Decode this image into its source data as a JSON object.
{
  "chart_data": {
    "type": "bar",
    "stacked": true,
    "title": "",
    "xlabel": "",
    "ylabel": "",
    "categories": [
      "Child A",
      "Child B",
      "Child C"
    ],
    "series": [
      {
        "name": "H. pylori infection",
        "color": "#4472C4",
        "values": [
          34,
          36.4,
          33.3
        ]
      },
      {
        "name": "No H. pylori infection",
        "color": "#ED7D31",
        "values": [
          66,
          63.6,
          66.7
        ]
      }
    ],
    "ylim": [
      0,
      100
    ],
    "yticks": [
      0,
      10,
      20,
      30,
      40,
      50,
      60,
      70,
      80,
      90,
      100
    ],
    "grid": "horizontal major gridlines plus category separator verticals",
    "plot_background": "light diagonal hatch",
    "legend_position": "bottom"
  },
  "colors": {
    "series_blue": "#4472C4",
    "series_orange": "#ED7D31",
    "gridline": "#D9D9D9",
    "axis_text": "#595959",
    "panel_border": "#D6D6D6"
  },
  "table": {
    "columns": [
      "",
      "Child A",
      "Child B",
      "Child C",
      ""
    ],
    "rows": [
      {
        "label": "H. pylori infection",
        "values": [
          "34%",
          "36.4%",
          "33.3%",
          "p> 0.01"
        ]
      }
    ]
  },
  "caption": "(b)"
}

#### Set exercise
Copy out the whole listing exactly as written.

#### Response for this exercise
Decode this image into its source data as a JSON object.
{
  "chart_data": {
    "type": "bar",
    "stacked": true,
    "title": "",
    "xlabel": "",
    "ylabel": "",
    "categories": [
      "Child A",
      "Child B",
      "Child C"
    ],
    "series": [
      {
        "name": "H. pylori infection",
        "color": "#4472C4",
        "values": [
          34,
          36.4,
          33.3
        ]
      },
      {
        "name": "No H. pylori infection",
        "color": "#ED7D31",
        "values": [
          66,
          63.6,
          66.7
        ]
      }
    ],
    "ylim": [
      0,
      100
    ],
    "yticks": [
      0,
      10,
      20,
      30,
      40,
      50,
      60,
      70,
      80,
      90,
      100
    ],
    "grid": "horizontal major gridlines plus category separator verticals",
    "plot_background": "light diagonal hatch",
    "legend_position": "bottom"
  },
  "colors": {
    "series_blue": "#4472C4",
    "series_orange": "#ED7D31",
    "gridline": "#D9D9D9",
    "axis_text": "#595959",
    "panel_border": "#D6D6D6"
  },
  "table": {
    "columns": [
      "",
      "Child A",
      "Child B",
      "Child C",
      ""
    ],
    "rows": [
      {
        "label": "H. pylori infection",
        "values": [
          "34%",
          "36.4%",
          "33.3%",
          "p> 0.01"
        ]
      }
    ]
  },
  "caption": "(b)"
}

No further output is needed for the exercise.